>> START MATERIAL FOR THE TASK

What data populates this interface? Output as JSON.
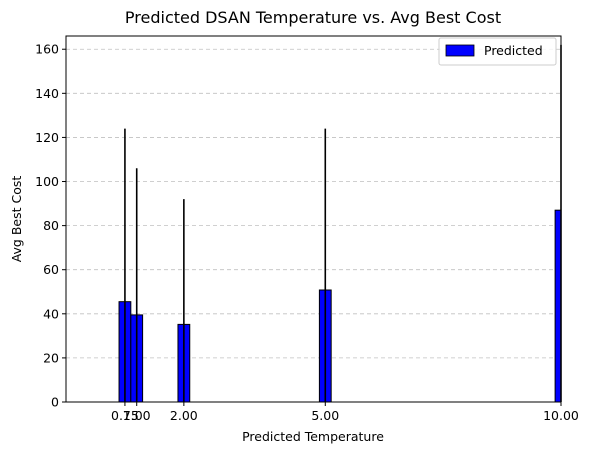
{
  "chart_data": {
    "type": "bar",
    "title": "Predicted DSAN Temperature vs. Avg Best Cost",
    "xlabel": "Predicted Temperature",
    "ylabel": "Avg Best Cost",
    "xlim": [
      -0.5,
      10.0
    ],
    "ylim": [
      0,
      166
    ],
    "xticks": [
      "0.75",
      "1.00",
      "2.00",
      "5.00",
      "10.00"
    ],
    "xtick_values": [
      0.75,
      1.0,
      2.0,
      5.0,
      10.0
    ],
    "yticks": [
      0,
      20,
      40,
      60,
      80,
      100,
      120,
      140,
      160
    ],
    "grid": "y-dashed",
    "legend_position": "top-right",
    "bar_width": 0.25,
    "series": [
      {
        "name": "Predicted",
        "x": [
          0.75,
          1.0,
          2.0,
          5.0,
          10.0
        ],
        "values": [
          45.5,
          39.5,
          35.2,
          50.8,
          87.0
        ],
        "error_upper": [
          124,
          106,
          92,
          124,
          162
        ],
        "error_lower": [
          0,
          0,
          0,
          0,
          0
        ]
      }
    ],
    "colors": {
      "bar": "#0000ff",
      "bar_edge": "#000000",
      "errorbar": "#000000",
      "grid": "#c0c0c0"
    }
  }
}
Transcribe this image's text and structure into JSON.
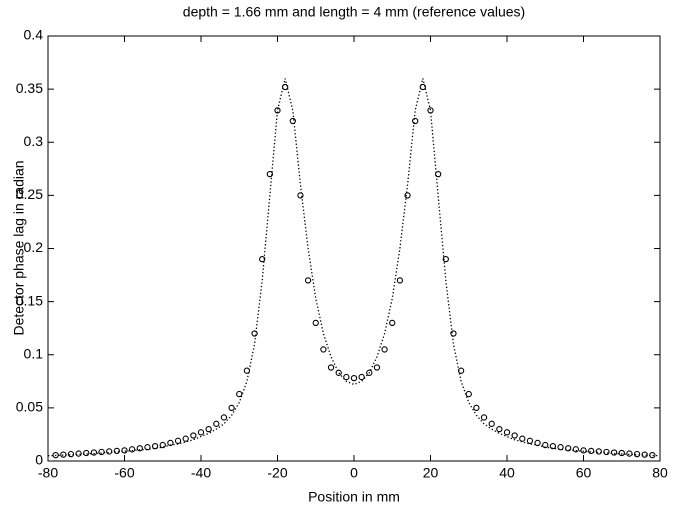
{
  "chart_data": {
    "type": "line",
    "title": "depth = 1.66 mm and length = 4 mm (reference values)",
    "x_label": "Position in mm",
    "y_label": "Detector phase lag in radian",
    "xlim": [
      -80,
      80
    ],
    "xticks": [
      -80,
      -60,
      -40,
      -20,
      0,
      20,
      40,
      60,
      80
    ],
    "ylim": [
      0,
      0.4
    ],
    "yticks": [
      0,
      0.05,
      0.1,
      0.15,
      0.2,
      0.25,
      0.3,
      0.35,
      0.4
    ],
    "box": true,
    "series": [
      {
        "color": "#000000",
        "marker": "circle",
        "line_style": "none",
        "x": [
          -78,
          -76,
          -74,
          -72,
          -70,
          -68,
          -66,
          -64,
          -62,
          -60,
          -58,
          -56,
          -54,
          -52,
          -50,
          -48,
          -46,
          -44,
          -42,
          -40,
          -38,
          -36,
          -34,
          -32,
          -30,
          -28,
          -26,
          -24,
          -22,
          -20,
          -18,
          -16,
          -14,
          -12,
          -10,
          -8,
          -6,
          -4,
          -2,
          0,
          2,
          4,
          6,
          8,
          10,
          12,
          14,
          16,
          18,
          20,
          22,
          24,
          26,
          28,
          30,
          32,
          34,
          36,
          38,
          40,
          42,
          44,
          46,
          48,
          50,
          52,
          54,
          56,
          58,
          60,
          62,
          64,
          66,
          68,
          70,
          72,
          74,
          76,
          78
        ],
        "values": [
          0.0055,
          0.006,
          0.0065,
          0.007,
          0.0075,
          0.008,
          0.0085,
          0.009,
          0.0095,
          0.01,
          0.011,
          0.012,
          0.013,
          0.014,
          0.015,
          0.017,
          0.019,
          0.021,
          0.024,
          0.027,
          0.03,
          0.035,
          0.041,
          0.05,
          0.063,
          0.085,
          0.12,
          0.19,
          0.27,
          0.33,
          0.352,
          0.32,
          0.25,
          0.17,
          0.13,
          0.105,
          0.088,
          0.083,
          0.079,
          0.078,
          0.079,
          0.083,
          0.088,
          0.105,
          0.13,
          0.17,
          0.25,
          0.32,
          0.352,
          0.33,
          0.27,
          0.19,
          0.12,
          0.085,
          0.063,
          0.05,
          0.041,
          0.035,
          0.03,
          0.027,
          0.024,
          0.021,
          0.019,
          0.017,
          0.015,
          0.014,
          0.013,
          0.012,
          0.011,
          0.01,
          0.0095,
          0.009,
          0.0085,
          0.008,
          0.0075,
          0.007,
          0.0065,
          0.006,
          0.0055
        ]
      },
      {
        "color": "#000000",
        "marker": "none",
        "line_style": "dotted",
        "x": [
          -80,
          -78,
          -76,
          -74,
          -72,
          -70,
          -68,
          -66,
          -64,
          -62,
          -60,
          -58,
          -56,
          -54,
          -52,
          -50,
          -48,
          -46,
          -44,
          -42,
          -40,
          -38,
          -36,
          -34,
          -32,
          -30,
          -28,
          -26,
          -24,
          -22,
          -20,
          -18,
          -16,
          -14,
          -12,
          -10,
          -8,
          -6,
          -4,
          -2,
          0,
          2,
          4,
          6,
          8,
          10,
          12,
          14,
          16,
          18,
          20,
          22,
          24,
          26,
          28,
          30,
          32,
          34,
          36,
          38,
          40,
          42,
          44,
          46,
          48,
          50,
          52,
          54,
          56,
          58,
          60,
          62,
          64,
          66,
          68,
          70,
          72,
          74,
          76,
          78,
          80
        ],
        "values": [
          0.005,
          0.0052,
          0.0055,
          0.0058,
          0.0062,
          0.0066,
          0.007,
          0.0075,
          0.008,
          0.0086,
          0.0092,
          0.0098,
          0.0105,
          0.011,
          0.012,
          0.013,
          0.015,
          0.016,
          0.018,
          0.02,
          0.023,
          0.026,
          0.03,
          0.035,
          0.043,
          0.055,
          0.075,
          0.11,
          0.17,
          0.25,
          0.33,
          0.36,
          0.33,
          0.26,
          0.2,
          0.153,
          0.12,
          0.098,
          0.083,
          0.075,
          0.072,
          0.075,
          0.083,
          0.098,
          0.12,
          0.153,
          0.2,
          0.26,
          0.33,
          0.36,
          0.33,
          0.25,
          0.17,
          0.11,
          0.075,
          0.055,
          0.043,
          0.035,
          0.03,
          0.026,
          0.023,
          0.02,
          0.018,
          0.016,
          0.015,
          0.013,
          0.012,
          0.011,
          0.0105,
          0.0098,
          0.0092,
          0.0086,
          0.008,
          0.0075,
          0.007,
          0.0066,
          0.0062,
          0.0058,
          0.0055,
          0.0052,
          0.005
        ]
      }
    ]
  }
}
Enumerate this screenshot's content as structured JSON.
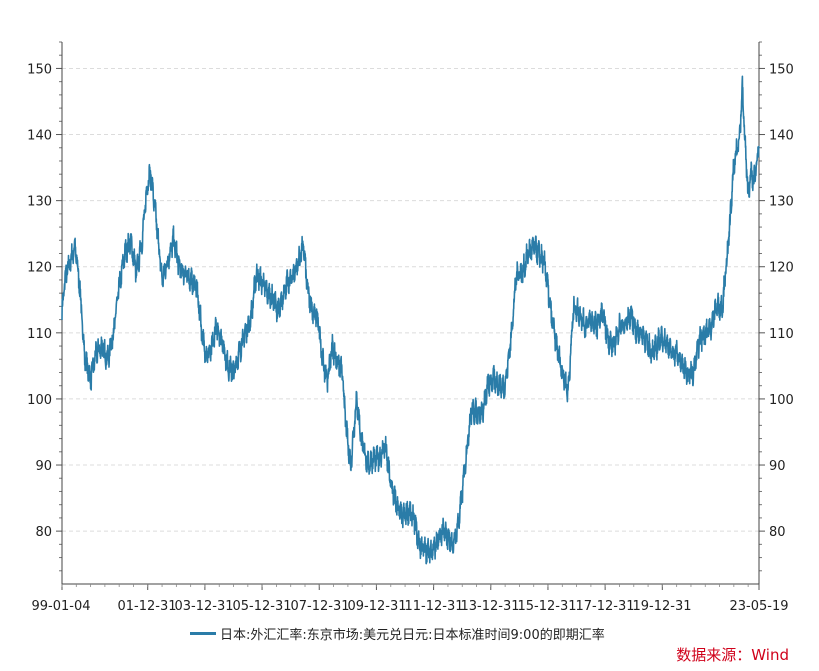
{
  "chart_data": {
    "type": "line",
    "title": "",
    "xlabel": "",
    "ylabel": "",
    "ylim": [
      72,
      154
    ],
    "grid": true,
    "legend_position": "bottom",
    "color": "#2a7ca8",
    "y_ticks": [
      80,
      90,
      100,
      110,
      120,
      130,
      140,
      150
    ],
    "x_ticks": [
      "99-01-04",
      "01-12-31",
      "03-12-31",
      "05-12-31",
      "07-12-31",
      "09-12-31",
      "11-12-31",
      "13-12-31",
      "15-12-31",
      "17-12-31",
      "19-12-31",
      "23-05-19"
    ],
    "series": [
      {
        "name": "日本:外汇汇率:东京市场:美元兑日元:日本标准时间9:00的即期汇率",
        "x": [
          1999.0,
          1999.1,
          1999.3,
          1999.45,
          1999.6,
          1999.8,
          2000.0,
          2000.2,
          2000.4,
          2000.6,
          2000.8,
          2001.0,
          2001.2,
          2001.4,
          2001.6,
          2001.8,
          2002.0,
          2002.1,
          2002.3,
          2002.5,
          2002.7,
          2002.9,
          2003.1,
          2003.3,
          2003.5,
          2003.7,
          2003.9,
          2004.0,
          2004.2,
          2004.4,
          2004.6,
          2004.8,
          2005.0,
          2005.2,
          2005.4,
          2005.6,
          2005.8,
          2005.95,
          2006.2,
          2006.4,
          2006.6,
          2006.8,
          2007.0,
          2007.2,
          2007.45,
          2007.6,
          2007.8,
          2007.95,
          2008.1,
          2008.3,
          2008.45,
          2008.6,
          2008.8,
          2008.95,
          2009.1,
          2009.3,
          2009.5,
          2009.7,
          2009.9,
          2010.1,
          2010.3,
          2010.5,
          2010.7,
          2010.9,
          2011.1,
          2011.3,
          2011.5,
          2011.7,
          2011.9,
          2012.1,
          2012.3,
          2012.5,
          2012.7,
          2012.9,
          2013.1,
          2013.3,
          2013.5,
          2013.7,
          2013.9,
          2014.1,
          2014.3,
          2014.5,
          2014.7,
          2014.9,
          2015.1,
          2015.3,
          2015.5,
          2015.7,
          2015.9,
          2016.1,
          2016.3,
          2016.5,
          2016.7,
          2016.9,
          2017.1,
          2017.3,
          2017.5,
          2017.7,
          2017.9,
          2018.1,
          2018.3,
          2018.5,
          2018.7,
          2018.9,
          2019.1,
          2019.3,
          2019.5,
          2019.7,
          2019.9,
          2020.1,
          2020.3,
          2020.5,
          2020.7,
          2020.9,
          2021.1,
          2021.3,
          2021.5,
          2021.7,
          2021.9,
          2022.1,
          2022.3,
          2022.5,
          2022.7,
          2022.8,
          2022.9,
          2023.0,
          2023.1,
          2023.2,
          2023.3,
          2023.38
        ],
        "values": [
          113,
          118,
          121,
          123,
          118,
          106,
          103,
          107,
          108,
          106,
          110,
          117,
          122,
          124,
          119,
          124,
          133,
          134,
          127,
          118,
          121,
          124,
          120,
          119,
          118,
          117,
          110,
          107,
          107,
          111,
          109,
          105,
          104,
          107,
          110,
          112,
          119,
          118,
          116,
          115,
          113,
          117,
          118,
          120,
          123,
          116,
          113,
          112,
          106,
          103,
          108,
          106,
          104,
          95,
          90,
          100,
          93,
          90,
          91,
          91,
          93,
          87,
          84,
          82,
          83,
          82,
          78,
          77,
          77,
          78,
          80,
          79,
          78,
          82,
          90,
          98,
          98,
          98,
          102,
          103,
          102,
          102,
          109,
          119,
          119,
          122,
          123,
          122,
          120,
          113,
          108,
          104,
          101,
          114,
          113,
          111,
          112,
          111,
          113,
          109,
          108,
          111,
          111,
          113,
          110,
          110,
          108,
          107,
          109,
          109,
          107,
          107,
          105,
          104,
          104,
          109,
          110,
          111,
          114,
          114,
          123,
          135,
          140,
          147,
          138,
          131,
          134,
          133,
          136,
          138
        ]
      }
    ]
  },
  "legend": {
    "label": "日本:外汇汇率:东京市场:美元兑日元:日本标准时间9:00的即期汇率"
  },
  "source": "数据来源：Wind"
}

>> END MATERIAL FOR THE TASK

# THE EXERCISE
Check every line for "title" and show the ones that have it.

# FULL ANSWER
    "title": "Predicted DSAN Temperature vs. Avg Best Cost",
    "title": "depth = 1.66 mm and length = 4 mm (reference values)",
    "title": "",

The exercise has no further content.